*STUDY TEXT*.
Content starts
You can't just snap your fingers to make a new loving home for an unwanted child appear. I don't think we can look at the issue from only one perspective by treating the father's intersts as paramount. Favouring the father's interests the way you describe would mean disadvantaging at least some of the children affected; their interests need to be considered as well for a balanced approach.
 

freethinker44

Well-Known Member
You can't just snap your fingers to make a new loving home for an unwanted child appear. I don't think we can look at the issue from only one perspective by treating the father's intersts as paramount. Favouring the father's interests the way you describe would mean disadvantaging at least some of the children affected; their interests need to be considered as well for a balanced approach.

Well, that's kind of a moot point because forcing someone to care for or support an unwanted child doesn't mean they will get a loving home or the mandated support. It only means the parent who doesn't want the child will be penalized for it.

And I'm not treating the father's interests as paramount. I am treating the mother's and father's interests equally and giving them equal choice in whether or not to have a child.

Either way, the vast majority of infants placed up for adoption are adopted, so in a lot of ways, it could be argued it is better for the unwanted child's sake to place it up for adoption, considering court ordered support is pretty much meaningless in terms of actual support for the child.
 

9-10ths_Penguin

1/10 Subway Stalinist
Premium Member
Well, that's kind of a moot point because forcing someone to care for or support an unwanted child doesn't mean they will get a loving home or the mandated support. It only means the parent who doesn't want the child will be penalized for it.

And I'm not treating the father's interests as paramount. I am treating the mother's and father's interests equally and giving them equal choice in whether or not to have a child.
You're treating the father's interests as superior to the interests of the child.

Either way, the vast majority of infants placed up for adoption are adopted, so in a lot of ways, it could be argued it is better for the unwanted child's sake to place it up for adoption, considering court ordered support is pretty much meaningless in terms of actual support for the child.
- "the vast majority" is not all. You're still describing a situation where nobody has an obligation to make sure the child's needs are met.

- A child who is wanted by one parent is not "unwanted", and in the cases we're talking about here, the only obstacle to providing the child with a loving home that provides for the child's needs is money. In these cases, I'd say it's more beneficial for the child (and probably cheaper) for the child to stay with the mother and have the difference between what she can pay for herself and what the child needs to be "topped up" from some other source. Maybe we can have a discussion about whether that "topping up" should come from the (presumed unwilling) father or someone else (some branch of government, most likely), but giving the child up is really not a proper option in the vast majority of cases we're talking about: it's badfor the child, it's unnecessarily expensive, it takes adoptive homes away from the kids who truly need them... there's nothing positive in it.
 

DallasApple

Depends Upon My Mood..
Well, that's kind of a moot point because forcing someone to care for or support an unwanted child doesn't mean they will get a loving home or the mandated support. It only means the parent who doesn't want the child will be penalized for it.

But many times it means they will (get the mandated support) from the parents who do pay and ONLY pay because they are forced to.Without the "threat" of being penalized there would just be that many more children without the support. Just because some don't pay anyway doesn't mean its not working at all.
 

DallasApple

Depends Upon My Mood..
[QUOTEYou're treating the father's interests as superior to the interests of the child.][/QUOTE]

That's why it will never work.One thing is for sure the child did not ASK to even be here and they can not take care of themselves.I think its taking recreational sex to a new level when after the fun is over and a child is the result its all about your "right' to not have to help provide for it basics.
Content ends
[Entries drawn from a collection]
Content starts
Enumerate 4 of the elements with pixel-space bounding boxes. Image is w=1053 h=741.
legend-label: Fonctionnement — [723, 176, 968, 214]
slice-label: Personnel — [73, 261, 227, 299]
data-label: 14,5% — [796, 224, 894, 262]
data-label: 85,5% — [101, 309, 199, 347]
Content ends
*WHAT YOU WILL DO*.
Answer these questions about the forum thread.
(a) According to freethinker44, what happens to the vast majority of infants placed up for adoption?
(b) What does 9-10ths_Penguin name as the only obstacle to providing the child with a loving home in the cases being discussed?
(c) According to DallasApple, what would result without the "threat" of being penalized?
The records have no connection to the text.

*RESULT OF THIS EXERCISE*.
(a) They are adopted.
(b) Money.
(c) There would be that many more children without the support.